— start of TASK DATA —
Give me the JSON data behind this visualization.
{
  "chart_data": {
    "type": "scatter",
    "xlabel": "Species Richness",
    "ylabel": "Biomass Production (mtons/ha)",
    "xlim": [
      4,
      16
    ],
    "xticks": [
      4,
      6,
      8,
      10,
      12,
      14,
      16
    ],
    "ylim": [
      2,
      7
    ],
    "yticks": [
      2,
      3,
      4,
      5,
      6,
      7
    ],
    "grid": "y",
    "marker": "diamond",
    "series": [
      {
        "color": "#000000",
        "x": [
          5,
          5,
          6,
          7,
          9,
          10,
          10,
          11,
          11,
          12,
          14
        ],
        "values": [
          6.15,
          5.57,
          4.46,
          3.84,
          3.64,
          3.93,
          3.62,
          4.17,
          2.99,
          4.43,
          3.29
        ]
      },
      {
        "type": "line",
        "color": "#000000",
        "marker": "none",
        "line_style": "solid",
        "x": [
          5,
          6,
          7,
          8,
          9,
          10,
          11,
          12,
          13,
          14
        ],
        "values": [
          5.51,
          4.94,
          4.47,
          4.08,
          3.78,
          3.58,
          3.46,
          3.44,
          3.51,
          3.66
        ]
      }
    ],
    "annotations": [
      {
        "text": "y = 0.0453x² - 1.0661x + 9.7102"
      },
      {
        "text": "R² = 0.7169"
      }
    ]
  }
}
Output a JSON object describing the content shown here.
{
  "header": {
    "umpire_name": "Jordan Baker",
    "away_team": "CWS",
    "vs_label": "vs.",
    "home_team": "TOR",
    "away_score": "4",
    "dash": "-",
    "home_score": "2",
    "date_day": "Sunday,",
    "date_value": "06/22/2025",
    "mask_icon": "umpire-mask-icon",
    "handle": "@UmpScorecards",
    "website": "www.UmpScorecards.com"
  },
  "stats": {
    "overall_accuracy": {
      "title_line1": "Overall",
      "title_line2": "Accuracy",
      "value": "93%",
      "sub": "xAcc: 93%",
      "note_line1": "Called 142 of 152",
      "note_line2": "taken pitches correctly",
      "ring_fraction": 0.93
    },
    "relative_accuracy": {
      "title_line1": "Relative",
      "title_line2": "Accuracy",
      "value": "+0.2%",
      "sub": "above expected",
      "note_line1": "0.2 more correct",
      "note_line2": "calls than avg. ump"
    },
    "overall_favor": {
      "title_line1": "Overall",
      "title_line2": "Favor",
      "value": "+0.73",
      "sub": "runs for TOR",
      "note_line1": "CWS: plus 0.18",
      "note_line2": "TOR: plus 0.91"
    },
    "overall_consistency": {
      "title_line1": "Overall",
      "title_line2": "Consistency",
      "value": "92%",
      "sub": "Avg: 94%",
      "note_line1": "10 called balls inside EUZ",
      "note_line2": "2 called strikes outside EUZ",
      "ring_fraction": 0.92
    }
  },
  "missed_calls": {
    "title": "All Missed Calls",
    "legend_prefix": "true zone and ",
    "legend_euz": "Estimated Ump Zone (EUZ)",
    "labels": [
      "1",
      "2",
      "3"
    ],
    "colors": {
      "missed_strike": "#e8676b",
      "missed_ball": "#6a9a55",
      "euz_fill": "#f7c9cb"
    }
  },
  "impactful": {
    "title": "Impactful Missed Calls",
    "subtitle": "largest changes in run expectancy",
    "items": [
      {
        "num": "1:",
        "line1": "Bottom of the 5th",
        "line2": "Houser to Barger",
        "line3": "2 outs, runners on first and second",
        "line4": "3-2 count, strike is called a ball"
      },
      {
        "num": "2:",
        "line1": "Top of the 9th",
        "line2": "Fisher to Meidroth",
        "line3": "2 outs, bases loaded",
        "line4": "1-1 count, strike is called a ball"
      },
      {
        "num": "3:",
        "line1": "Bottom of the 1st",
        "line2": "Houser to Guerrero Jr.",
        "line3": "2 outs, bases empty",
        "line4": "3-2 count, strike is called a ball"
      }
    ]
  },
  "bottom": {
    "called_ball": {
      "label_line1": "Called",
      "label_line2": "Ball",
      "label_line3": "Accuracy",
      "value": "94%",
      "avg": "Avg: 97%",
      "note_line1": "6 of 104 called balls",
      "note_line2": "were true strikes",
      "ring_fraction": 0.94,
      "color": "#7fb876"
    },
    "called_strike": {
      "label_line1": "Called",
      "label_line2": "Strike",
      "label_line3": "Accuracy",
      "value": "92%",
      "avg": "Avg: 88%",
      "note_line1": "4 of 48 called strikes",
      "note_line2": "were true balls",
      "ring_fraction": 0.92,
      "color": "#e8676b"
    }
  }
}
— end of TASK DATA —
STATED TASK: Copy each line of the listing in which the word "Houser" can be found.

COMPLETED EXERCISE:
        "line2": "Houser to Barger",
        "line2": "Houser to Guerrero Jr.",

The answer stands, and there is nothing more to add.